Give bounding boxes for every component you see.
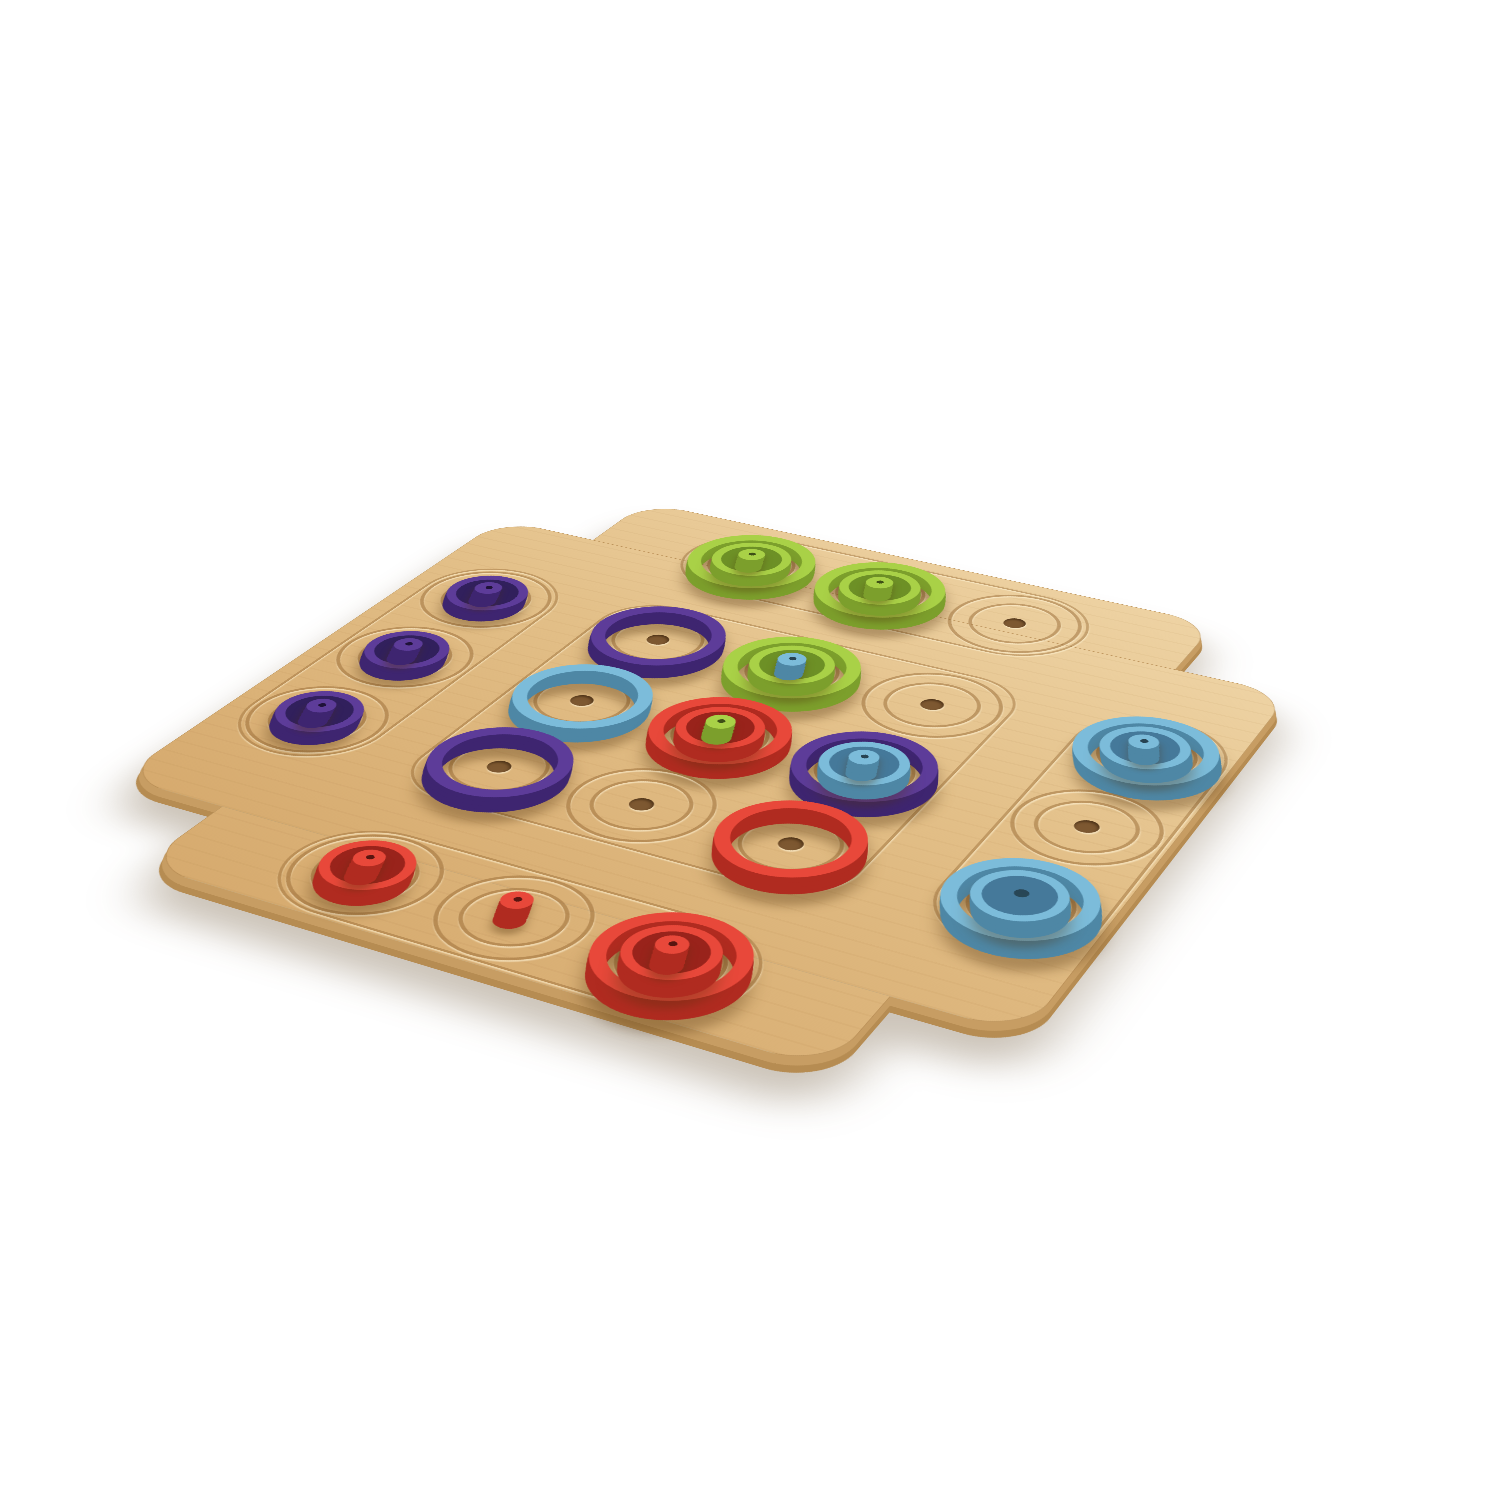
product-photo-scene	[0, 0, 1500, 1500]
otrio-board	[4, 474, 1351, 1132]
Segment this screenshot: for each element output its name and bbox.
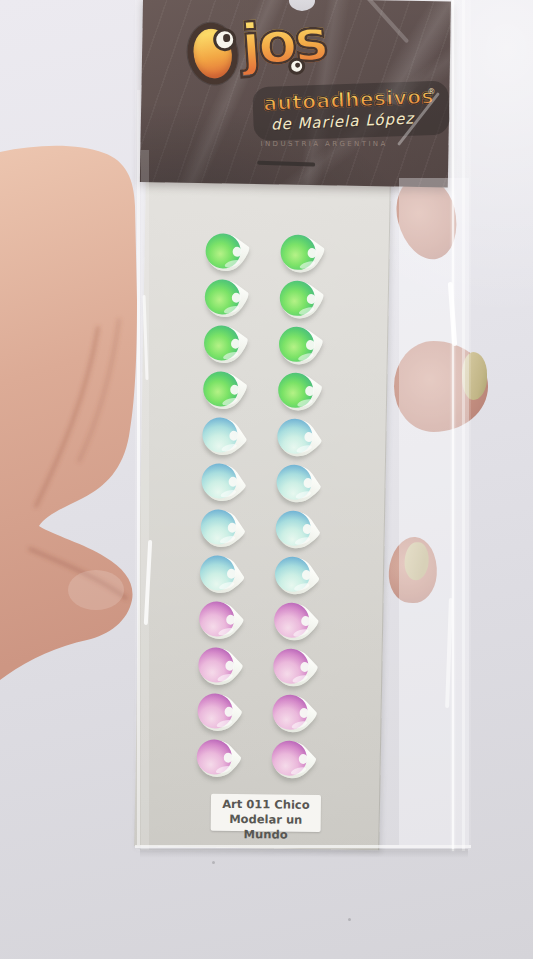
- hand: [0, 0, 533, 959]
- photo-scene: Art 011 Chico Modelar un Mundo jos autoa…: [0, 0, 533, 959]
- thumb-highlight: [68, 570, 124, 610]
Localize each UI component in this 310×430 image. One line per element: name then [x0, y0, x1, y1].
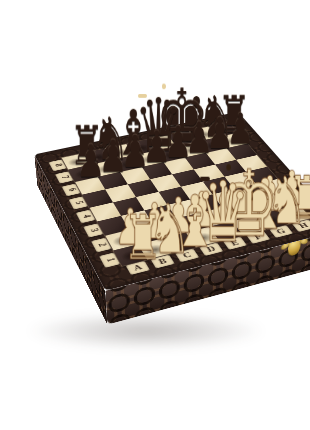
white-rook: ♜: [123, 207, 142, 268]
chess-scene: 87654321 ABCDEFGH ♜♞♝♛♚♝♞♜♟♟♟♟♟♟♟♟♟♟♟♟♟♟…: [0, 0, 310, 430]
product-photo-canvas: 87654321 ABCDEFGH ♜♞♝♛♚♝♞♜♟♟♟♟♟♟♟♟♟♟♟♟♟♟…: [0, 0, 310, 430]
chess-board: 87654321 ABCDEFGH ♜♞♝♛♚♝♞♜♟♟♟♟♟♟♟♟♟♟♟♟♟♟…: [34, 112, 310, 291]
black-pawn: ♟: [76, 138, 93, 183]
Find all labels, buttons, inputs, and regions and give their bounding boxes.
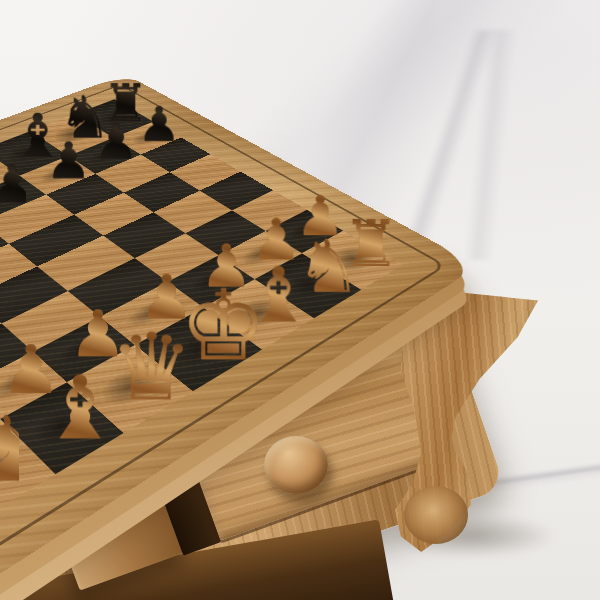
marble-wall-vein <box>300 30 600 260</box>
drawer-knob[interactable] <box>264 436 328 494</box>
leg-scroll-foot <box>404 486 468 544</box>
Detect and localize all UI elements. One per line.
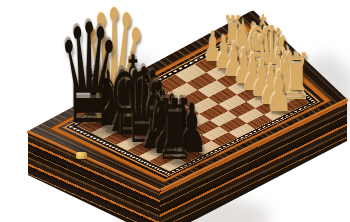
chess-set-photo: ♜♞♝♛♚♝♞♜♟♟♟♟♟♟♟♟♟♟♟♟♟♟♟♟♜♞♝♛♚♝♞♜♛♛ — [0, 0, 350, 222]
white-pawn-a2[interactable]: ♟ — [266, 62, 292, 118]
black-rook-a8[interactable]: ♜ — [156, 88, 194, 172]
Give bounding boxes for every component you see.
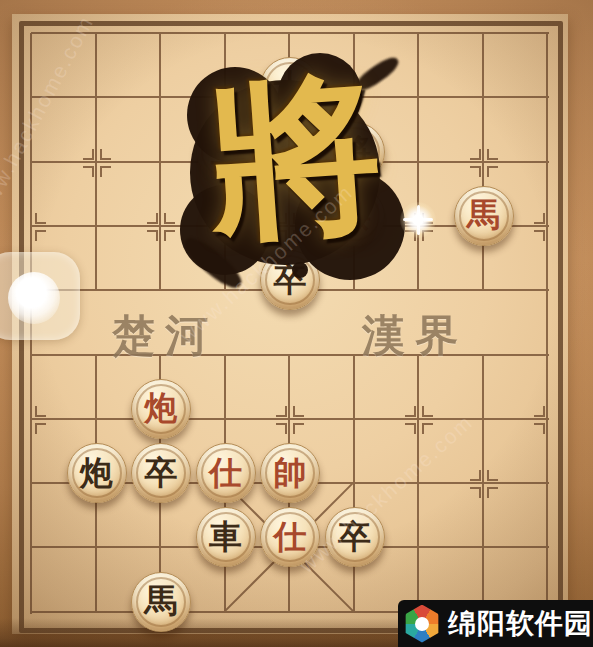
assist-orb-icon [8, 272, 60, 324]
piece-black-horse[interactable]: 馬 [131, 572, 191, 632]
piece-character: 炮 [132, 380, 190, 438]
piece-character: 卒 [132, 444, 190, 502]
piece-character: 卒 [326, 508, 384, 566]
site-watermark-logo: 绵阳软件园 [398, 600, 593, 647]
piece-character: 車 [197, 508, 255, 566]
piece-character: 仕 [261, 508, 319, 566]
piece-black-soldier[interactable]: 卒 [325, 507, 385, 567]
piece-black-chariot[interactable]: 車 [196, 507, 256, 567]
piece-character: 炮 [68, 444, 126, 502]
pinwheel-logo-icon [403, 605, 441, 643]
piece-red-general[interactable]: 帥 [260, 443, 320, 503]
check-banner-text: 將 [193, 46, 398, 274]
piece-character: 帥 [261, 444, 319, 502]
piece-character: 馬 [455, 187, 513, 245]
xiangqi-board-screen: 楚河 漢界 士士將兵馬卒炮炮卒仕帥車仕卒馬 將 www.hackhome.com… [0, 0, 593, 647]
site-logo-text: 绵阳软件园 [448, 605, 593, 643]
river-label-left: 楚河 [112, 307, 218, 365]
piece-black-cannon[interactable]: 炮 [67, 443, 127, 503]
piece-red-advisor[interactable]: 仕 [196, 443, 256, 503]
piece-red-horse[interactable]: 馬 [454, 186, 514, 246]
piece-red-advisor[interactable]: 仕 [260, 507, 320, 567]
piece-character: 馬 [132, 573, 190, 631]
floating-assist-widget[interactable] [0, 252, 80, 340]
river-label-right: 漢界 [362, 307, 468, 365]
piece-black-soldier[interactable]: 卒 [131, 443, 191, 503]
piece-character: 仕 [197, 444, 255, 502]
piece-red-cannon[interactable]: 炮 [131, 379, 191, 439]
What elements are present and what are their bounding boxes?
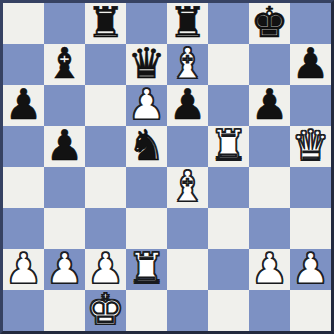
square-f4[interactable] <box>208 167 249 208</box>
square-h1[interactable] <box>290 290 331 331</box>
square-d5[interactable]: ♞ <box>126 126 167 167</box>
square-c6[interactable] <box>85 85 126 126</box>
piece-black-knight[interactable]: ♞ <box>128 125 166 166</box>
square-f2[interactable] <box>208 249 249 290</box>
square-d2[interactable]: ♜ <box>126 249 167 290</box>
square-h7[interactable]: ♟ <box>290 44 331 85</box>
piece-black-pawn[interactable]: ♟ <box>251 84 289 125</box>
square-b6[interactable] <box>44 85 85 126</box>
piece-black-bishop[interactable]: ♝ <box>46 43 84 84</box>
square-b5[interactable]: ♟ <box>44 126 85 167</box>
square-c2[interactable]: ♟ <box>85 249 126 290</box>
square-a4[interactable] <box>3 167 44 208</box>
piece-white-pawn[interactable]: ♟ <box>87 248 125 289</box>
piece-white-queen[interactable]: ♛ <box>292 125 330 166</box>
square-b3[interactable] <box>44 208 85 249</box>
square-b8[interactable] <box>44 3 85 44</box>
square-f5[interactable]: ♜ <box>208 126 249 167</box>
chess-board: ♜♜♚♝♛♝♟♟♟♟♟♟♞♜♛♝♟♟♟♜♟♟♚ <box>3 3 331 331</box>
piece-white-pawn[interactable]: ♟ <box>292 248 330 289</box>
square-c8[interactable]: ♜ <box>85 3 126 44</box>
square-f7[interactable] <box>208 44 249 85</box>
piece-black-rook[interactable]: ♜ <box>87 2 125 43</box>
square-b7[interactable]: ♝ <box>44 44 85 85</box>
square-e6[interactable]: ♟ <box>167 85 208 126</box>
piece-white-pawn[interactable]: ♟ <box>5 248 43 289</box>
square-h6[interactable] <box>290 85 331 126</box>
square-e4[interactable]: ♝ <box>167 167 208 208</box>
square-h8[interactable] <box>290 3 331 44</box>
square-h3[interactable] <box>290 208 331 249</box>
square-e1[interactable] <box>167 290 208 331</box>
piece-white-rook[interactable]: ♜ <box>128 248 166 289</box>
square-c4[interactable] <box>85 167 126 208</box>
square-c7[interactable] <box>85 44 126 85</box>
piece-white-bishop[interactable]: ♝ <box>169 43 207 84</box>
square-e5[interactable] <box>167 126 208 167</box>
square-a6[interactable]: ♟ <box>3 85 44 126</box>
square-g6[interactable]: ♟ <box>249 85 290 126</box>
square-d7[interactable]: ♛ <box>126 44 167 85</box>
square-f3[interactable] <box>208 208 249 249</box>
square-b2[interactable]: ♟ <box>44 249 85 290</box>
square-f1[interactable] <box>208 290 249 331</box>
piece-white-pawn[interactable]: ♟ <box>46 248 84 289</box>
square-f8[interactable] <box>208 3 249 44</box>
square-d3[interactable] <box>126 208 167 249</box>
square-g7[interactable] <box>249 44 290 85</box>
square-c5[interactable] <box>85 126 126 167</box>
square-e8[interactable]: ♜ <box>167 3 208 44</box>
square-d6[interactable]: ♟ <box>126 85 167 126</box>
square-g1[interactable] <box>249 290 290 331</box>
square-b1[interactable] <box>44 290 85 331</box>
square-d4[interactable] <box>126 167 167 208</box>
piece-white-king[interactable]: ♚ <box>87 289 125 330</box>
piece-black-pawn[interactable]: ♟ <box>46 125 84 166</box>
square-b4[interactable] <box>44 167 85 208</box>
square-g5[interactable] <box>249 126 290 167</box>
square-g2[interactable]: ♟ <box>249 249 290 290</box>
square-g8[interactable]: ♚ <box>249 3 290 44</box>
square-h2[interactable]: ♟ <box>290 249 331 290</box>
piece-white-pawn[interactable]: ♟ <box>128 84 166 125</box>
square-a2[interactable]: ♟ <box>3 249 44 290</box>
square-f6[interactable] <box>208 85 249 126</box>
square-c1[interactable]: ♚ <box>85 290 126 331</box>
chess-board-frame: ♜♜♚♝♛♝♟♟♟♟♟♟♞♜♛♝♟♟♟♜♟♟♚ <box>0 0 334 334</box>
square-d8[interactable] <box>126 3 167 44</box>
piece-black-rook[interactable]: ♜ <box>169 2 207 43</box>
piece-white-rook[interactable]: ♜ <box>210 125 248 166</box>
square-h5[interactable]: ♛ <box>290 126 331 167</box>
piece-black-pawn[interactable]: ♟ <box>169 84 207 125</box>
square-h4[interactable] <box>290 167 331 208</box>
piece-white-bishop[interactable]: ♝ <box>169 166 207 207</box>
piece-black-pawn[interactable]: ♟ <box>5 84 43 125</box>
square-a5[interactable] <box>3 126 44 167</box>
square-a3[interactable] <box>3 208 44 249</box>
square-e2[interactable] <box>167 249 208 290</box>
square-d1[interactable] <box>126 290 167 331</box>
piece-black-king[interactable]: ♚ <box>251 2 289 43</box>
square-a1[interactable] <box>3 290 44 331</box>
piece-black-queen[interactable]: ♛ <box>128 43 166 84</box>
piece-black-pawn[interactable]: ♟ <box>292 43 330 84</box>
square-c3[interactable] <box>85 208 126 249</box>
square-e3[interactable] <box>167 208 208 249</box>
square-g3[interactable] <box>249 208 290 249</box>
square-a7[interactable] <box>3 44 44 85</box>
square-e7[interactable]: ♝ <box>167 44 208 85</box>
piece-white-pawn[interactable]: ♟ <box>251 248 289 289</box>
square-a8[interactable] <box>3 3 44 44</box>
square-g4[interactable] <box>249 167 290 208</box>
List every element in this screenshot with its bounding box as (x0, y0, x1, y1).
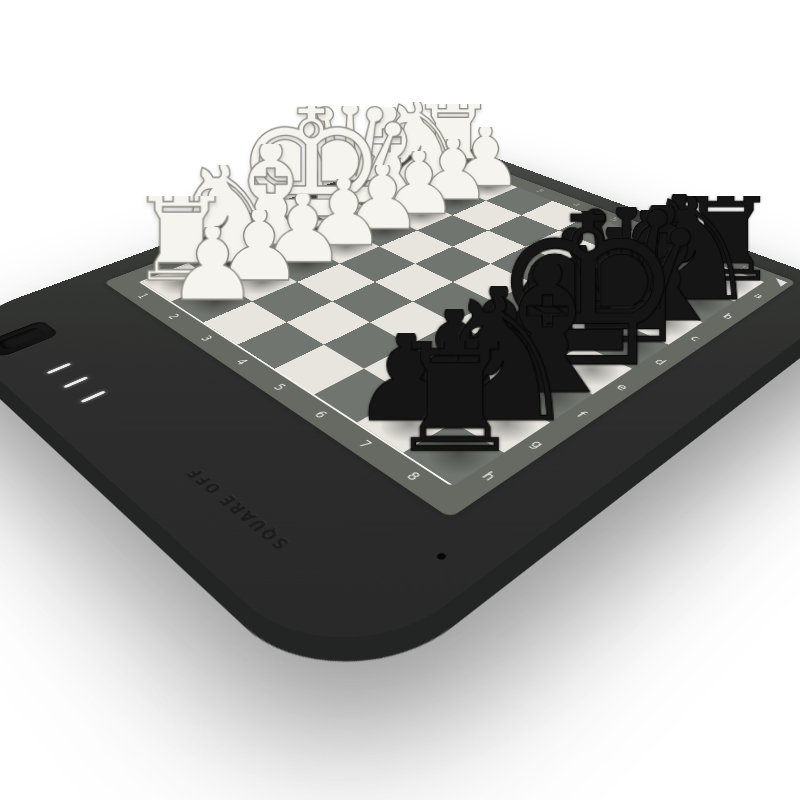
led-indicators (47, 361, 132, 421)
piece-white-knight-b1: ♞ (320, 102, 521, 188)
led-dash (63, 376, 88, 388)
square-e3 (340, 247, 415, 282)
chessboard-3d: SQUARE OFF 1122334455667788hhggffeeddccb… (104, 152, 797, 518)
led-dash (47, 363, 72, 374)
frame-badge-recess (0, 327, 47, 351)
product-photo-scene: SQUARE OFF 1122334455667788hhggffeeddccb… (0, 0, 800, 800)
led-dash (80, 391, 105, 403)
brand-logo-text: SQUARE OFF (173, 457, 294, 552)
########################################
- Given request
Collect every line of the data above that contains the string "cannon".

- Exercise response
piece-black-cannon[interactable]: 炮 [67, 443, 127, 503]
piece-red-cannon[interactable]: 炮 [131, 379, 191, 439]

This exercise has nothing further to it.